What is being asked —
Restate the listing that follows word for word, without its pictures.

_ _ _ _ _ _ _

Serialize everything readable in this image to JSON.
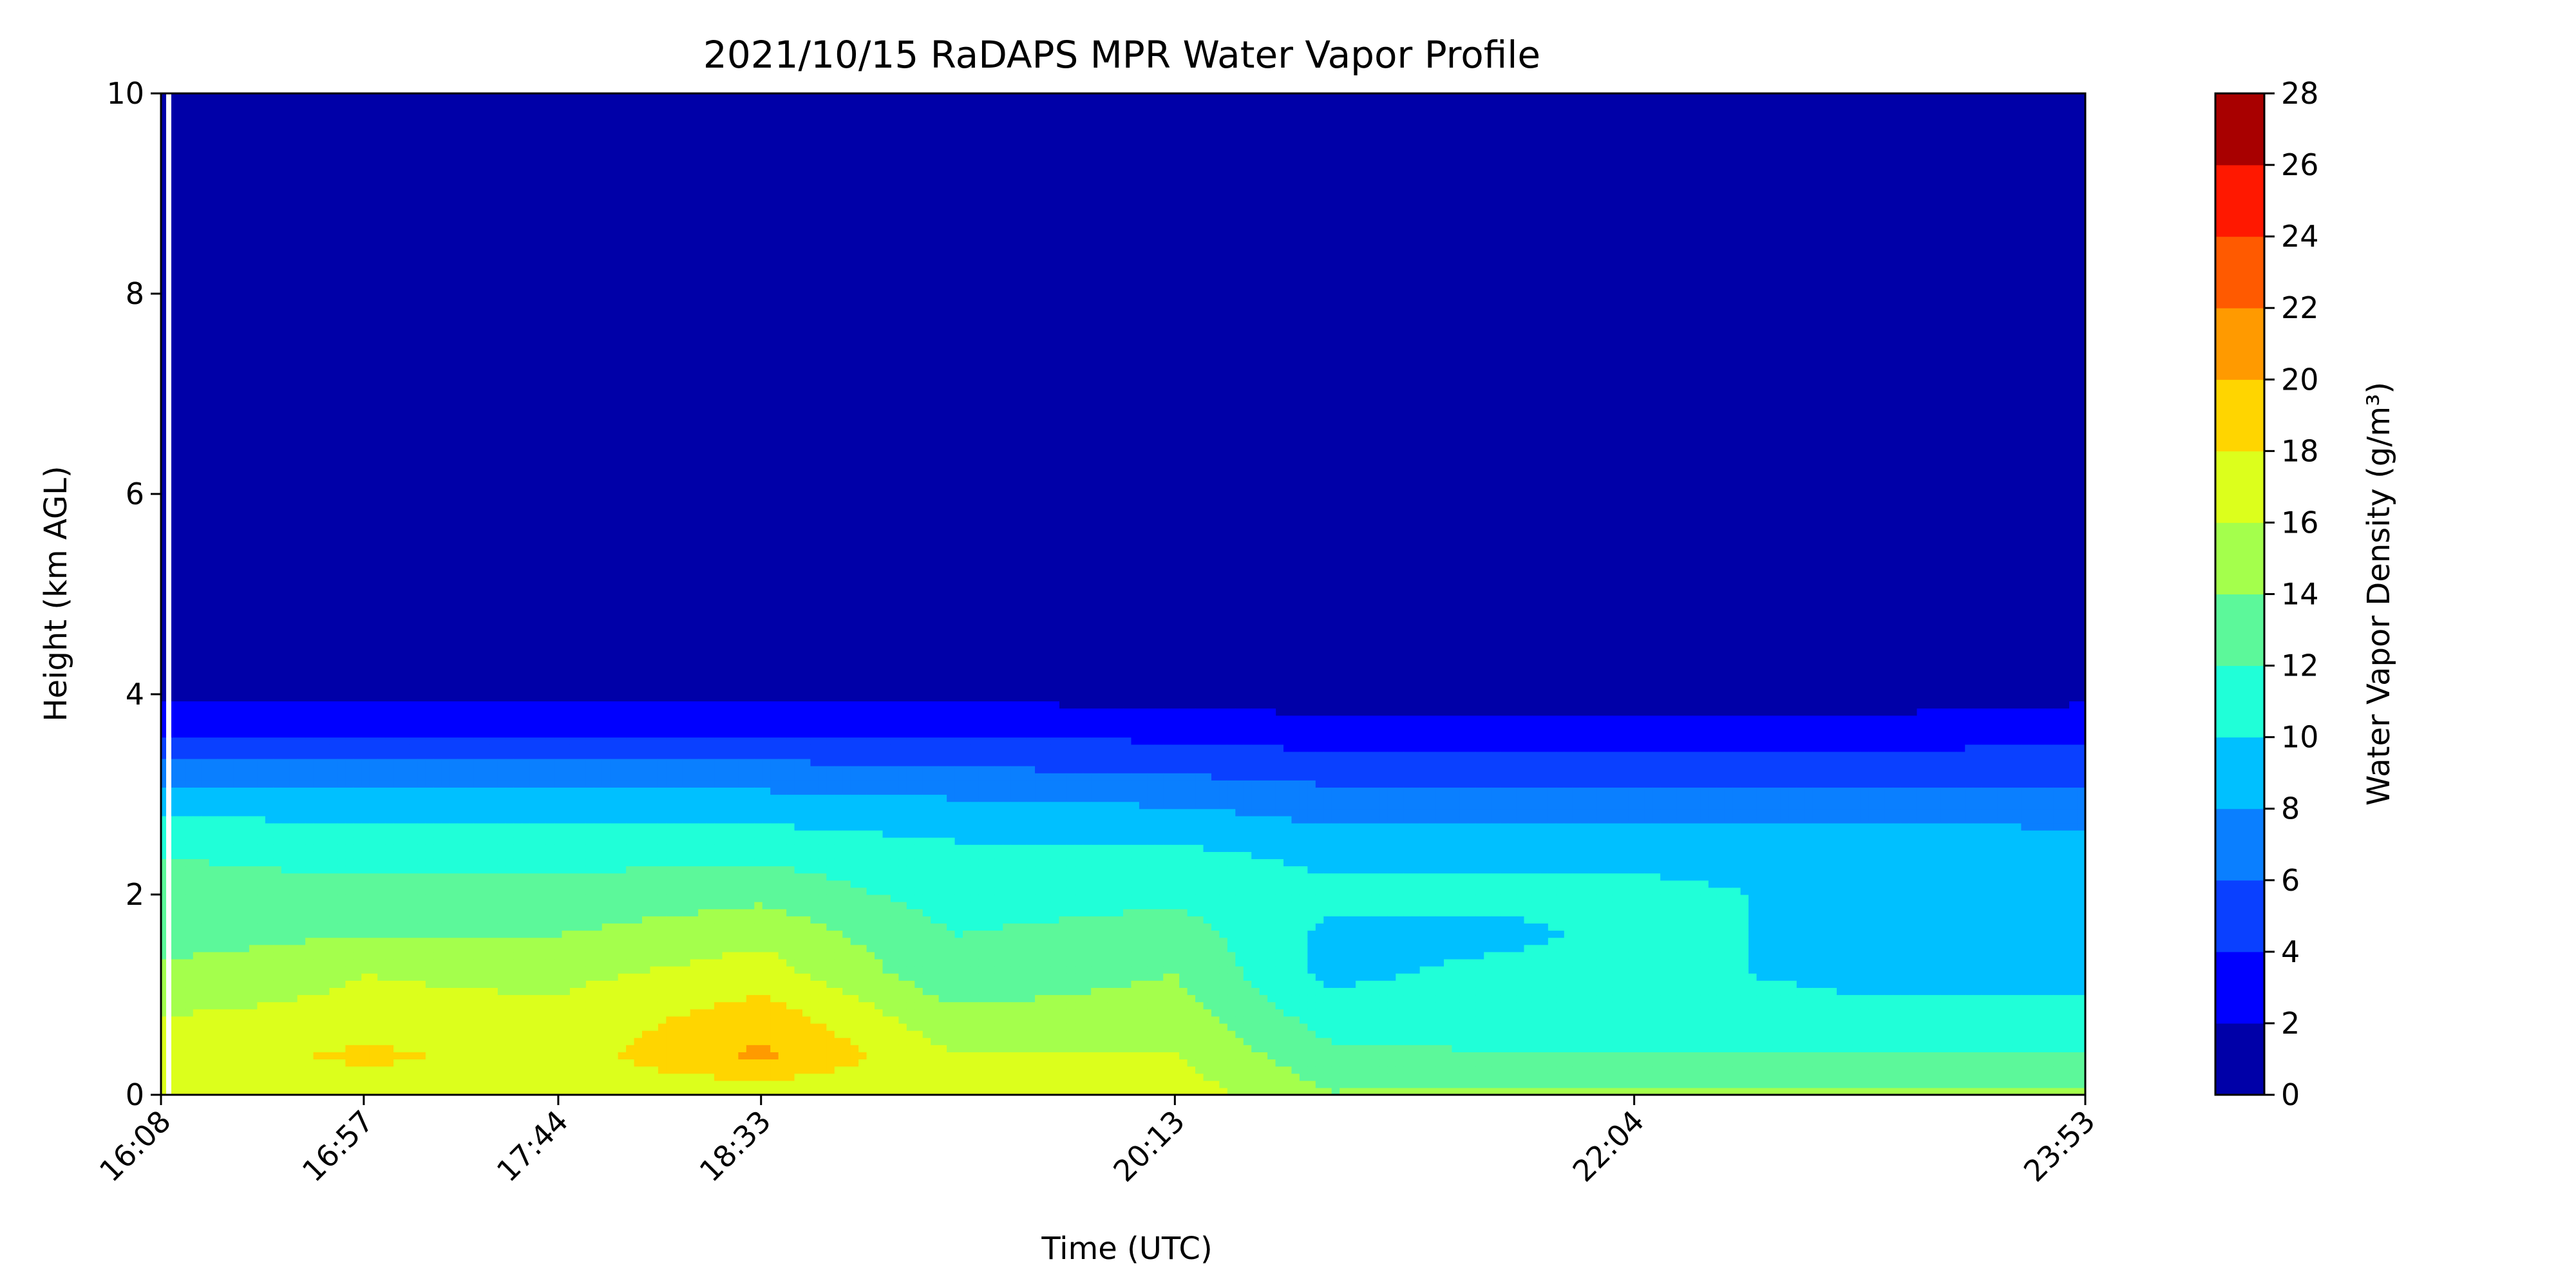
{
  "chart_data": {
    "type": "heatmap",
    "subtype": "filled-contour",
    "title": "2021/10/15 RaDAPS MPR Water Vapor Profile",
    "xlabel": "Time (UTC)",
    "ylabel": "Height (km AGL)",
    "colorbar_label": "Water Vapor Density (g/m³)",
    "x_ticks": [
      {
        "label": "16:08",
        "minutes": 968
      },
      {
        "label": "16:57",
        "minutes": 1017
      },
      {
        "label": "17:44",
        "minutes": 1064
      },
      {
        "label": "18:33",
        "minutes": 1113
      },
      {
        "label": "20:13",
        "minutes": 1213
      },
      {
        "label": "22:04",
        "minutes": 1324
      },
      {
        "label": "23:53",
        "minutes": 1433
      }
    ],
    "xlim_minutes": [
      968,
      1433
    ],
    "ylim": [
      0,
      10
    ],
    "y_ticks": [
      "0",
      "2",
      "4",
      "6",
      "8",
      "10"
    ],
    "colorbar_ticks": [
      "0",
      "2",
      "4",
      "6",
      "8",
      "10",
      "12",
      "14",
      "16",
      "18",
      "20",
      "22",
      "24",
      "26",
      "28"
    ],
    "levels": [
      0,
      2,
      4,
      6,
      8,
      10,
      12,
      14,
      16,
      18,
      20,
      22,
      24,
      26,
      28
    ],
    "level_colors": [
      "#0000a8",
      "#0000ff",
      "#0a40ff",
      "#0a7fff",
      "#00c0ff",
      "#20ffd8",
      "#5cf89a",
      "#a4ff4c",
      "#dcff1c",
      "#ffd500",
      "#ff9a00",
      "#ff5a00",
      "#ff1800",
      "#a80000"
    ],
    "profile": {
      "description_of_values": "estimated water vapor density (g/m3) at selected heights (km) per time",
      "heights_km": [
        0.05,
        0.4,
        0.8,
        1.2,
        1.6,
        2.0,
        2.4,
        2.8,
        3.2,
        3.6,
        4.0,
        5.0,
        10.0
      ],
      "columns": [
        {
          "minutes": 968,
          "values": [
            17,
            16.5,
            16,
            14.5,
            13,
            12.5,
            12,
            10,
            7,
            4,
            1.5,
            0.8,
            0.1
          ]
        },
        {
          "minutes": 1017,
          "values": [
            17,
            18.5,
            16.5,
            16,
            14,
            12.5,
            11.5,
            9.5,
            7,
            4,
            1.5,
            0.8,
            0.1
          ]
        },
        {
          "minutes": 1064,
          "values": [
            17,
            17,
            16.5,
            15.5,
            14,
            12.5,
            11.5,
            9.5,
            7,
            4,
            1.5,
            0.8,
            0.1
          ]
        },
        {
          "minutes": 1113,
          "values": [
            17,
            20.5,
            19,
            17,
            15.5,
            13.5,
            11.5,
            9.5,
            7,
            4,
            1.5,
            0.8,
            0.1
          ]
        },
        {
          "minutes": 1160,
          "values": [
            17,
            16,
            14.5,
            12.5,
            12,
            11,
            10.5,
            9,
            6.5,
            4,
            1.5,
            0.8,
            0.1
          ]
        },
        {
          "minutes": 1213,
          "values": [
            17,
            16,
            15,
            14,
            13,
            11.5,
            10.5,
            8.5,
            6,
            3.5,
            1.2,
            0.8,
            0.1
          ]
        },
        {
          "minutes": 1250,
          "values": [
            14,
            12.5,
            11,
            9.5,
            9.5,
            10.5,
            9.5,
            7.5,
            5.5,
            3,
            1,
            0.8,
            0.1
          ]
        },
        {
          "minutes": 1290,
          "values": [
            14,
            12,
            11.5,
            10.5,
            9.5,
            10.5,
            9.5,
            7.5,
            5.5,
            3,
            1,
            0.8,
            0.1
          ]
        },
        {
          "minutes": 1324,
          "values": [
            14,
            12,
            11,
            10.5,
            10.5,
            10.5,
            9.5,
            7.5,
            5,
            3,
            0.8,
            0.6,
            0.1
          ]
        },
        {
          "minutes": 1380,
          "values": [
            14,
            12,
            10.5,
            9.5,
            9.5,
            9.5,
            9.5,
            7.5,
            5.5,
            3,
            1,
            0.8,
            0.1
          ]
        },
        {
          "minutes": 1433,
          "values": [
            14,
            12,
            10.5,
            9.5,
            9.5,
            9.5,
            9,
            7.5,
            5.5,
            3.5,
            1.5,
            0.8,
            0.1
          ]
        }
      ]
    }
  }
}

_ _ _ _ _ _ _

Written solution —
Serialize everything readable in this image to JSON.
{
  "chart_data": {
    "type": "heatmap",
    "subtype": "filled-contour",
    "title": "2021/10/15 RaDAPS MPR Water Vapor Profile",
    "xlabel": "Time (UTC)",
    "ylabel": "Height (km AGL)",
    "colorbar_label": "Water Vapor Density (g/m³)",
    "x_ticks": [
      {
        "label": "16:08",
        "minutes": 968
      },
      {
        "label": "16:57",
        "minutes": 1017
      },
      {
        "label": "17:44",
        "minutes": 1064
      },
      {
        "label": "18:33",
        "minutes": 1113
      },
      {
        "label": "20:13",
        "minutes": 1213
      },
      {
        "label": "22:04",
        "minutes": 1324
      },
      {
        "label": "23:53",
        "minutes": 1433
      }
    ],
    "xlim_minutes": [
      968,
      1433
    ],
    "ylim": [
      0,
      10
    ],
    "y_ticks": [
      "0",
      "2",
      "4",
      "6",
      "8",
      "10"
    ],
    "colorbar_ticks": [
      "0",
      "2",
      "4",
      "6",
      "8",
      "10",
      "12",
      "14",
      "16",
      "18",
      "20",
      "22",
      "24",
      "26",
      "28"
    ],
    "levels": [
      0,
      2,
      4,
      6,
      8,
      10,
      12,
      14,
      16,
      18,
      20,
      22,
      24,
      26,
      28
    ],
    "level_colors": [
      "#0000a8",
      "#0000ff",
      "#0a40ff",
      "#0a7fff",
      "#00c0ff",
      "#20ffd8",
      "#5cf89a",
      "#a4ff4c",
      "#dcff1c",
      "#ffd500",
      "#ff9a00",
      "#ff5a00",
      "#ff1800",
      "#a80000"
    ],
    "profile": {
      "description_of_values": "estimated water vapor density (g/m3) at selected heights (km) per time",
      "heights_km": [
        0.05,
        0.4,
        0.8,
        1.2,
        1.6,
        2.0,
        2.4,
        2.8,
        3.2,
        3.6,
        4.0,
        5.0,
        10.0
      ],
      "columns": [
        {
          "minutes": 968,
          "values": [
            17,
            16.5,
            16,
            14.5,
            13,
            12.5,
            12,
            10,
            7,
            4,
            1.5,
            0.8,
            0.1
          ]
        },
        {
          "minutes": 1017,
          "values": [
            17,
            18.5,
            16.5,
            16,
            14,
            12.5,
            11.5,
            9.5,
            7,
            4,
            1.5,
            0.8,
            0.1
          ]
        },
        {
          "minutes": 1064,
          "values": [
            17,
            17,
            16.5,
            15.5,
            14,
            12.5,
            11.5,
            9.5,
            7,
            4,
            1.5,
            0.8,
            0.1
          ]
        },
        {
          "minutes": 1113,
          "values": [
            17,
            20.5,
            19,
            17,
            15.5,
            13.5,
            11.5,
            9.5,
            7,
            4,
            1.5,
            0.8,
            0.1
          ]
        },
        {
          "minutes": 1160,
          "values": [
            17,
            16,
            14.5,
            12.5,
            12,
            11,
            10.5,
            9,
            6.5,
            4,
            1.5,
            0.8,
            0.1
          ]
        },
        {
          "minutes": 1213,
          "values": [
            17,
            16,
            15,
            14,
            13,
            11.5,
            10.5,
            8.5,
            6,
            3.5,
            1.2,
            0.8,
            0.1
          ]
        },
        {
          "minutes": 1250,
          "values": [
            14,
            12.5,
            11,
            9.5,
            9.5,
            10.5,
            9.5,
            7.5,
            5.5,
            3,
            1,
            0.8,
            0.1
          ]
        },
        {
          "minutes": 1290,
          "values": [
            14,
            12,
            11.5,
            10.5,
            9.5,
            10.5,
            9.5,
            7.5,
            5.5,
            3,
            1,
            0.8,
            0.1
          ]
        },
        {
          "minutes": 1324,
          "values": [
            14,
            12,
            11,
            10.5,
            10.5,
            10.5,
            9.5,
            7.5,
            5,
            3,
            0.8,
            0.6,
            0.1
          ]
        },
        {
          "minutes": 1380,
          "values": [
            14,
            12,
            10.5,
            9.5,
            9.5,
            9.5,
            9.5,
            7.5,
            5.5,
            3,
            1,
            0.8,
            0.1
          ]
        },
        {
          "minutes": 1433,
          "values": [
            14,
            12,
            10.5,
            9.5,
            9.5,
            9.5,
            9,
            7.5,
            5.5,
            3.5,
            1.5,
            0.8,
            0.1
          ]
        }
      ]
    }
  }
}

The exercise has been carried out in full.